(TASK GOAL) Pull out all lines from the listing below in which the word "opisu" appears.

(MATERIAL SHOWN)
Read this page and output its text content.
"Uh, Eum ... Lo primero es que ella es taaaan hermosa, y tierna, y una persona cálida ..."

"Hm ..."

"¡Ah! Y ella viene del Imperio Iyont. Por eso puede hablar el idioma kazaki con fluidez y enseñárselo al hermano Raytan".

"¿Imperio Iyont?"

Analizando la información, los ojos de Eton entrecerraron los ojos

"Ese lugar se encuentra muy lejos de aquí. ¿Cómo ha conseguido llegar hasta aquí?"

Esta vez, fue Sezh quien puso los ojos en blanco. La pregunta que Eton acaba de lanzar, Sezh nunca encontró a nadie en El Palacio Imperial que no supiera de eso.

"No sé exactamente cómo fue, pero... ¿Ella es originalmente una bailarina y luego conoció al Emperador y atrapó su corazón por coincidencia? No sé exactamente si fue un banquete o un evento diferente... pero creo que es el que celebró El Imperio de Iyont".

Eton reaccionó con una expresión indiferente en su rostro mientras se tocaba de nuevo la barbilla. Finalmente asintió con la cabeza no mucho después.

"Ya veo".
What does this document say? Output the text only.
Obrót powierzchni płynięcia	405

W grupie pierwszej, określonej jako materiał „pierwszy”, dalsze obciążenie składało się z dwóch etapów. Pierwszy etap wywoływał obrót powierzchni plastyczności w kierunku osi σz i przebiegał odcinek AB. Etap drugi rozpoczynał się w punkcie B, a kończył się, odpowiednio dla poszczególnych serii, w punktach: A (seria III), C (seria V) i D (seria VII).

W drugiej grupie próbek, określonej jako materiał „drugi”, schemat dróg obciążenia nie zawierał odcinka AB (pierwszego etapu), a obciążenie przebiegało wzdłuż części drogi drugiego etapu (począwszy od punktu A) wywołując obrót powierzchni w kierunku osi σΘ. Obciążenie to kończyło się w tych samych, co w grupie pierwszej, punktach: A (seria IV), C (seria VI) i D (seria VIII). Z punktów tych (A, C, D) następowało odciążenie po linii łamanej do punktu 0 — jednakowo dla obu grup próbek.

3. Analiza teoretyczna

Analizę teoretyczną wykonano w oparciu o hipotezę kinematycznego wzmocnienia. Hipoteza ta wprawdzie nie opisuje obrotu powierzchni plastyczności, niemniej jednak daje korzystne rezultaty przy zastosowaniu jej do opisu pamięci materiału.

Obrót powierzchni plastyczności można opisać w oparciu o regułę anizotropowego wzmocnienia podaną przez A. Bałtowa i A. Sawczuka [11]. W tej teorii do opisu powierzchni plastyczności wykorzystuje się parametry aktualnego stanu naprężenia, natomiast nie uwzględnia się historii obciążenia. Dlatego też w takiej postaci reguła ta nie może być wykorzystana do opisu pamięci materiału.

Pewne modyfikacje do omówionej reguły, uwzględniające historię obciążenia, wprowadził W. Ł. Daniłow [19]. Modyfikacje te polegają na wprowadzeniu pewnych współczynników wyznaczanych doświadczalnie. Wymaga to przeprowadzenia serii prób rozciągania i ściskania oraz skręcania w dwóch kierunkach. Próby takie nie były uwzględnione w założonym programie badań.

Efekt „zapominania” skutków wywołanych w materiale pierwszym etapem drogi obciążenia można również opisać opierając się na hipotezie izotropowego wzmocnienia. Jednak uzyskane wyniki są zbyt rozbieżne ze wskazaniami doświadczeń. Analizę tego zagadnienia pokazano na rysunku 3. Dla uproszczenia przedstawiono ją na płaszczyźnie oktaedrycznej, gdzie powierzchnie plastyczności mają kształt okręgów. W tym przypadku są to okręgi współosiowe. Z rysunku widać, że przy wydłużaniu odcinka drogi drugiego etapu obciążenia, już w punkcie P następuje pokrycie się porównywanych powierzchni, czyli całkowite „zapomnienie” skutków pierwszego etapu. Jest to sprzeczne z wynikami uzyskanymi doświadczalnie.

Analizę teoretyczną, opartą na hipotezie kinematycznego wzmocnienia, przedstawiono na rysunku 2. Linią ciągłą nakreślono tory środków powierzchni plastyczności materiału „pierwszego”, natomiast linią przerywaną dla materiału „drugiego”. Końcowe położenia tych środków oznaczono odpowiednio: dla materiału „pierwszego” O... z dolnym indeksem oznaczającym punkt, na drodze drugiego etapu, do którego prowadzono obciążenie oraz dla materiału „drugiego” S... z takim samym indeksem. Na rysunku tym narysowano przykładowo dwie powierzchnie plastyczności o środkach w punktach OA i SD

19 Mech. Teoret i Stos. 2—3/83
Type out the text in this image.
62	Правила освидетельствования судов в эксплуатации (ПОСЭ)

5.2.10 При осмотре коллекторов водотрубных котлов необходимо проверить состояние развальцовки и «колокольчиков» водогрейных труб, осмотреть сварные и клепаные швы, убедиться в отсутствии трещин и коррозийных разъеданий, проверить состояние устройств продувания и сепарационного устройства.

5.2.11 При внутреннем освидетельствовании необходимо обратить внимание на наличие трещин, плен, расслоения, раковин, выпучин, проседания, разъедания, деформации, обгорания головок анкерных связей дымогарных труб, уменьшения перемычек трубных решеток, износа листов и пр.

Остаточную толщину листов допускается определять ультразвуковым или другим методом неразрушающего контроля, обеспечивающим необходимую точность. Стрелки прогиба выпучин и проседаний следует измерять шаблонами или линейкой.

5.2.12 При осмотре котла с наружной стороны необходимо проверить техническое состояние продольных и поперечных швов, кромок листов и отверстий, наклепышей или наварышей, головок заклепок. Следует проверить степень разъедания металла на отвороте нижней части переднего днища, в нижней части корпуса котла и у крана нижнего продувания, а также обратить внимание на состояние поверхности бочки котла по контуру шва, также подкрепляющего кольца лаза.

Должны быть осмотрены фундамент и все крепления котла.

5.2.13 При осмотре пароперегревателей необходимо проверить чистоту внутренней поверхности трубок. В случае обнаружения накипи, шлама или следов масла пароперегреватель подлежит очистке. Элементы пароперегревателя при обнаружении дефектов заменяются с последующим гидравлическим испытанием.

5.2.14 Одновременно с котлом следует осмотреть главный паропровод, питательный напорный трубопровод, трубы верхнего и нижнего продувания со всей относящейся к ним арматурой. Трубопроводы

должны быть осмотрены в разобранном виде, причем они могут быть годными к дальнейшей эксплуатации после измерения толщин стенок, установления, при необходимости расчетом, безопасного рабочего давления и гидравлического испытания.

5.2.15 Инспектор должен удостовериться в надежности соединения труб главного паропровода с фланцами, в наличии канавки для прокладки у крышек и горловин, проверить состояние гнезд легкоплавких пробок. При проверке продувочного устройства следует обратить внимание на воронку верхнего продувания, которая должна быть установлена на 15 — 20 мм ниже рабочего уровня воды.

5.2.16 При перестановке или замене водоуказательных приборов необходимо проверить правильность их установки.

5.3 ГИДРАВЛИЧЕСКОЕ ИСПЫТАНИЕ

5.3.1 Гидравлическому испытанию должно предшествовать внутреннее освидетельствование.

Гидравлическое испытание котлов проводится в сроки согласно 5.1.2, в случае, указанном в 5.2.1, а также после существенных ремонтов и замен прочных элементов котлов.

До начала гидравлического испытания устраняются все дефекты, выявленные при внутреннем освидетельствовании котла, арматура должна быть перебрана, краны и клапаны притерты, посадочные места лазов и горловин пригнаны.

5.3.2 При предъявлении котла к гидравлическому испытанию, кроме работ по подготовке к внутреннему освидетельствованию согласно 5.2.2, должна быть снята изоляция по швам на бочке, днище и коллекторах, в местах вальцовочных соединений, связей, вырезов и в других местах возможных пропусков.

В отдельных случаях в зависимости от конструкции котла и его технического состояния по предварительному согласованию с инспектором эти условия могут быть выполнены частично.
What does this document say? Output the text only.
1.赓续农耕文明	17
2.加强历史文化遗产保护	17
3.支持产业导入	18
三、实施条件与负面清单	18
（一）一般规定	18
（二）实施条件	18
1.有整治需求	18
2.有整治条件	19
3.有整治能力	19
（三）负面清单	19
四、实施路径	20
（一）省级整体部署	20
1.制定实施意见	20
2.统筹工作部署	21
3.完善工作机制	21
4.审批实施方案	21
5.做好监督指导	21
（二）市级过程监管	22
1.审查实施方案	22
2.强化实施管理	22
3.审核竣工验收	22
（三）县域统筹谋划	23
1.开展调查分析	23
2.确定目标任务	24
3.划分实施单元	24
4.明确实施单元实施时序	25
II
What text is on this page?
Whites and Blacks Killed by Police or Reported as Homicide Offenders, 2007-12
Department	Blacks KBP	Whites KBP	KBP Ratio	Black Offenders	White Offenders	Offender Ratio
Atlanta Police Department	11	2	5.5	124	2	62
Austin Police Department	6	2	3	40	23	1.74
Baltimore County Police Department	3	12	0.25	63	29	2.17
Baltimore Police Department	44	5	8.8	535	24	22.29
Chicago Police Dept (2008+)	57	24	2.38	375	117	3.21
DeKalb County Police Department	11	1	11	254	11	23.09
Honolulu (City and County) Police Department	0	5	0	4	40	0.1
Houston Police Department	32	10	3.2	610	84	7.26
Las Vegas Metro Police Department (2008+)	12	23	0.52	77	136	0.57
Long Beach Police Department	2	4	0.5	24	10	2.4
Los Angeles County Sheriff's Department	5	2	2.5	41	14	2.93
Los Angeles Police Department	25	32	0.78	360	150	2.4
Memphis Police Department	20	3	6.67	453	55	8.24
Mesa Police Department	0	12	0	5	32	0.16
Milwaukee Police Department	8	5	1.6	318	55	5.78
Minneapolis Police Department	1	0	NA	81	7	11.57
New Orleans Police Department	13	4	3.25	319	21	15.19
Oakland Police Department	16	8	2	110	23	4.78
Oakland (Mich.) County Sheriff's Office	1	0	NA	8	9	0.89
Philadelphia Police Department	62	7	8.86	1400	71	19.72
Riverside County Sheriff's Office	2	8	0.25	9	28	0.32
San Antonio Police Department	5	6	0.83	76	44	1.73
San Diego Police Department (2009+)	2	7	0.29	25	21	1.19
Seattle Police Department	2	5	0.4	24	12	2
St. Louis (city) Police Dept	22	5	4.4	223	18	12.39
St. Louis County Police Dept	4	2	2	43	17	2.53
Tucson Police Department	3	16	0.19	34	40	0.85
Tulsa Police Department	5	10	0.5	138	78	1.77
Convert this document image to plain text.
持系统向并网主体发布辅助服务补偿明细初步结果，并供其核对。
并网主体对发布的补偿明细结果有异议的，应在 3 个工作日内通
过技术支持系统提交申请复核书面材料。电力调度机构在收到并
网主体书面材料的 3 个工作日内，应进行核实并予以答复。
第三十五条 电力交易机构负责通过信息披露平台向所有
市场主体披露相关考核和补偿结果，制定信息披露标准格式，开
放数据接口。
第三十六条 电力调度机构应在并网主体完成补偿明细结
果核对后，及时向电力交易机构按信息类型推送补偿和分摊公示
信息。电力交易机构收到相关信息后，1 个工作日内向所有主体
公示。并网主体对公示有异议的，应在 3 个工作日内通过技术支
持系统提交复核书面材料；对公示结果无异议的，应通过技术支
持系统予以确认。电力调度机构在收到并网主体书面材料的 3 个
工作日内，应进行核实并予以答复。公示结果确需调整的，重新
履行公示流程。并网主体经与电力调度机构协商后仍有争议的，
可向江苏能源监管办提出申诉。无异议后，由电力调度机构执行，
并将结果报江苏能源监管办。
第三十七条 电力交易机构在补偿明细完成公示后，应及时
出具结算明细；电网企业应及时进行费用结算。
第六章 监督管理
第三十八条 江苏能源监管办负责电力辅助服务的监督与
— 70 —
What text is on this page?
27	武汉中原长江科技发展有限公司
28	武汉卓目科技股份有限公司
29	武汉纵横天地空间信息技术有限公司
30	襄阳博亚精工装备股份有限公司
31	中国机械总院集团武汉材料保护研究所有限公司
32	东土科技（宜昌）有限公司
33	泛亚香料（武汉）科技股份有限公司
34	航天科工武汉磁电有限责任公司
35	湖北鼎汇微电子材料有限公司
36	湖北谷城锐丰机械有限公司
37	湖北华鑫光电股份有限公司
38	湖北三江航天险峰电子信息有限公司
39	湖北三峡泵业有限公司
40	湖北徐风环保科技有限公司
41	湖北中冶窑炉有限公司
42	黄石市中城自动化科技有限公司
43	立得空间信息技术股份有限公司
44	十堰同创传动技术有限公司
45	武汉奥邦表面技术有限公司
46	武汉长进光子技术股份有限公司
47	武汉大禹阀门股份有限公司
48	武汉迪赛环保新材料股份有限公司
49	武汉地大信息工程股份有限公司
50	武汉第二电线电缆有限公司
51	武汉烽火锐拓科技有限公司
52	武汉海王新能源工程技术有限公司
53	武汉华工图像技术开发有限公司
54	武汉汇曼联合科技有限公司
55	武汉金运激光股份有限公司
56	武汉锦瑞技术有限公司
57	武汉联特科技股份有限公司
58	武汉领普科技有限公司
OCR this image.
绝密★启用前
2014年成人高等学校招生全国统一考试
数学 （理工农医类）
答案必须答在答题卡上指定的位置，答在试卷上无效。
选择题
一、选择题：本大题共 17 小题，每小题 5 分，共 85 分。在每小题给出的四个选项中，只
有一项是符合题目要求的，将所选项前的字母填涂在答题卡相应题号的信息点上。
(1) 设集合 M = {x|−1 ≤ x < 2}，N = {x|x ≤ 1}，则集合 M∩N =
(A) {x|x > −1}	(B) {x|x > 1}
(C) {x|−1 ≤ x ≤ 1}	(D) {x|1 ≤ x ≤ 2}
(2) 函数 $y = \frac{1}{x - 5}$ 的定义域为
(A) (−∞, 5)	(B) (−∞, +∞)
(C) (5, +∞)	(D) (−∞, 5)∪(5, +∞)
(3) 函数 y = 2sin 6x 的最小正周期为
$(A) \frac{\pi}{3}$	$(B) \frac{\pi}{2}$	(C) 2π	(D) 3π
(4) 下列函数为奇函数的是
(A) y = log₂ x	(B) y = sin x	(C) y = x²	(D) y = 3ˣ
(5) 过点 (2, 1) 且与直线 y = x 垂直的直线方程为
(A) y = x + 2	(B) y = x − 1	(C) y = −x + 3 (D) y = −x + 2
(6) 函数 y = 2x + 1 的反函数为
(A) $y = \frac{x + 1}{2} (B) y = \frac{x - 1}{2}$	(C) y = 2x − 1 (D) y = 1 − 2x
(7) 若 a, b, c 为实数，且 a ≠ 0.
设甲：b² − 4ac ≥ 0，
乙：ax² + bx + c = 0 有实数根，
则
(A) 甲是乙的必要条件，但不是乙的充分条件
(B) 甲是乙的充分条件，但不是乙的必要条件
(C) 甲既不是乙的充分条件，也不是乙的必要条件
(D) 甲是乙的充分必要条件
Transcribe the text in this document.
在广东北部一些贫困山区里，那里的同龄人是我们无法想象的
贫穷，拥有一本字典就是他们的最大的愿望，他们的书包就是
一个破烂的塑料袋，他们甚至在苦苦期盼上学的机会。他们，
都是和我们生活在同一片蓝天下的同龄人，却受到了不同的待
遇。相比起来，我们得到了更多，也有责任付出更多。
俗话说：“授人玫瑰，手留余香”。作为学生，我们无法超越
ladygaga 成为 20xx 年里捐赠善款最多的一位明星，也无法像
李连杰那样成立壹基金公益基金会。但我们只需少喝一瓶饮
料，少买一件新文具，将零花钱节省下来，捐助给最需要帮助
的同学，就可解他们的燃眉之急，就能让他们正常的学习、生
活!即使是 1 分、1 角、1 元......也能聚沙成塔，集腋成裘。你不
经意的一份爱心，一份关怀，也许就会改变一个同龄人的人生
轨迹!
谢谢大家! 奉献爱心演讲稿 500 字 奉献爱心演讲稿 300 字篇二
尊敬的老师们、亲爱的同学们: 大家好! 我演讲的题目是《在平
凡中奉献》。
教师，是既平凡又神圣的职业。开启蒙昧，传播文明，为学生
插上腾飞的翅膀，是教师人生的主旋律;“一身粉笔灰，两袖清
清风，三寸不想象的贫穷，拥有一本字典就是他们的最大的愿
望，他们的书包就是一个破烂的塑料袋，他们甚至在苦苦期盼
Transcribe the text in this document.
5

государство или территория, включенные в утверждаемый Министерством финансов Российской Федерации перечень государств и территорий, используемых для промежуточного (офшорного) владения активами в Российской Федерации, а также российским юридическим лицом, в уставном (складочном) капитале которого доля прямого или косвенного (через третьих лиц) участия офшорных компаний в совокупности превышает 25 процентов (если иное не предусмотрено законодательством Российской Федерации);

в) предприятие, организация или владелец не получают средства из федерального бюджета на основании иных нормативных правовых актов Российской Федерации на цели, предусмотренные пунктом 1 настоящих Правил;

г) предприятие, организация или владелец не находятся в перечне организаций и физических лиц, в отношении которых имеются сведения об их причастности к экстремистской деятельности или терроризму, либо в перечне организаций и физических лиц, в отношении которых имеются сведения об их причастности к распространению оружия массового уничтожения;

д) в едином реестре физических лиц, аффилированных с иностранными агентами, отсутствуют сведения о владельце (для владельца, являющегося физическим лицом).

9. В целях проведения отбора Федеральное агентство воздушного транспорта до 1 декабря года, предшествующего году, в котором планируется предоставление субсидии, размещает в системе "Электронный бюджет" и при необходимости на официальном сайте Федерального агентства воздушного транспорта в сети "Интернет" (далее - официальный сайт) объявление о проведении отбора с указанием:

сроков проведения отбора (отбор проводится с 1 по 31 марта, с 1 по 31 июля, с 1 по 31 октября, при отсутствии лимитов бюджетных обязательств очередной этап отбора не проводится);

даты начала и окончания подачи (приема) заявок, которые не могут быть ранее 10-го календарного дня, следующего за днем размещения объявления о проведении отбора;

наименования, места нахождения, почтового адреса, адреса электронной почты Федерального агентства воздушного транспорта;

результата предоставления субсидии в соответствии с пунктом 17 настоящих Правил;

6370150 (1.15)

(PROBLEM SOLUTION)
Analizę teoretyczną wykonano w oparciu o hipotezę kinematycznego wzmocnienia. Hipoteza ta wprawdzie nie opisuje obrotu powierzchni plastyczności, niemniej jednak daje korzystne rezultaty przy zastosowaniu jej do opisu pamięci materiału.
Obrót powierzchni plastyczności można opisać w oparciu o regułę anizotropowego wzmocnienia podaną przez A. Bałtowa i A. Sawczuka [11]. W tej teorii do opisu powierzchni plastyczności wykorzystuje się parametry aktualnego stanu naprężenia, natomiast nie uwzględnia się historii obciążenia. Dlatego też w takiej postaci reguła ta nie może być wykorzystana do opisu pamięci materiału.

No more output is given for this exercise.